-- START OF INPUT RECORDS --

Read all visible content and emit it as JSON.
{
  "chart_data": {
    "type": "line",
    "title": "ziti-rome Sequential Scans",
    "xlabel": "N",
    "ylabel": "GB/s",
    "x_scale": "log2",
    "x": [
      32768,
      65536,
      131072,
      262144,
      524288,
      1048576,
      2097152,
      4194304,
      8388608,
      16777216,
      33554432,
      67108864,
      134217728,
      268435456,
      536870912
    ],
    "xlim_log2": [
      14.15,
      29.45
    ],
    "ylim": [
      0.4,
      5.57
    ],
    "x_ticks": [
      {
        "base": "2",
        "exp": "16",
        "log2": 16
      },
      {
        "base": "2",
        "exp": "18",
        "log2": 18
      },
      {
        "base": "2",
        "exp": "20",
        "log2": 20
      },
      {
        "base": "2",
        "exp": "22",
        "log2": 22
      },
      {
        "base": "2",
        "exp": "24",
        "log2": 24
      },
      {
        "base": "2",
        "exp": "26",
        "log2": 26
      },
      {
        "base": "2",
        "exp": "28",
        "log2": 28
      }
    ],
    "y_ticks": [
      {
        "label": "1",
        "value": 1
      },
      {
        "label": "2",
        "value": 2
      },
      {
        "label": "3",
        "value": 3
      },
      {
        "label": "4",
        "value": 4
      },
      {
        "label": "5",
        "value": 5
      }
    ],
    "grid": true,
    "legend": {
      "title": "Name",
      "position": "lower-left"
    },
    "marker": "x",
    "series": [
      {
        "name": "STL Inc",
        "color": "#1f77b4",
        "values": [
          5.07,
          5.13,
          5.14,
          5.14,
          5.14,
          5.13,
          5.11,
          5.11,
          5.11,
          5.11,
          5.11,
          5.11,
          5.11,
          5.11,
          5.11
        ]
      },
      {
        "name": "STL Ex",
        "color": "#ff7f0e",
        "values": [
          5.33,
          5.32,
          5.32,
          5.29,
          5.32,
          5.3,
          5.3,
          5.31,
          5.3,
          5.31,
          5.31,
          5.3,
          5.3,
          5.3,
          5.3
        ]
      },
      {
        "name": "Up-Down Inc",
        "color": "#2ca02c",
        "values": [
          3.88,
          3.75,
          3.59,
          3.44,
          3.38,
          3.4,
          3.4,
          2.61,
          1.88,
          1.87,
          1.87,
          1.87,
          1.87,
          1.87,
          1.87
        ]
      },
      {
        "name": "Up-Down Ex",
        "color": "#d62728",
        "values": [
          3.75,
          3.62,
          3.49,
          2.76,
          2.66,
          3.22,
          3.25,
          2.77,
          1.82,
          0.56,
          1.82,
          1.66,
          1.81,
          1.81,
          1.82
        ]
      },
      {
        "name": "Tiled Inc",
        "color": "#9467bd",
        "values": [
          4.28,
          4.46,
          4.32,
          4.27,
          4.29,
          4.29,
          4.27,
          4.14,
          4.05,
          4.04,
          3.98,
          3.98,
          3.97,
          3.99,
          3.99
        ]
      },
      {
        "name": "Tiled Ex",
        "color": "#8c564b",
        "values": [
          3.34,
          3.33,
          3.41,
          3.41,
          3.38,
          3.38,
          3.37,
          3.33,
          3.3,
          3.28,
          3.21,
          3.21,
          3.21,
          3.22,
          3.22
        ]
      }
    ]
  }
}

-- END OF INPUT RECORDS --

*AIM OF THE EXERCISE*. In the records above, find the lines containing "color" and copy them.

*RIGHT ANSWER*.
        "color": "#1f77b4",
        "color": "#ff7f0e",
        "color": "#2ca02c",
        "color": "#d62728",
        "color": "#9467bd",
        "color": "#8c564b",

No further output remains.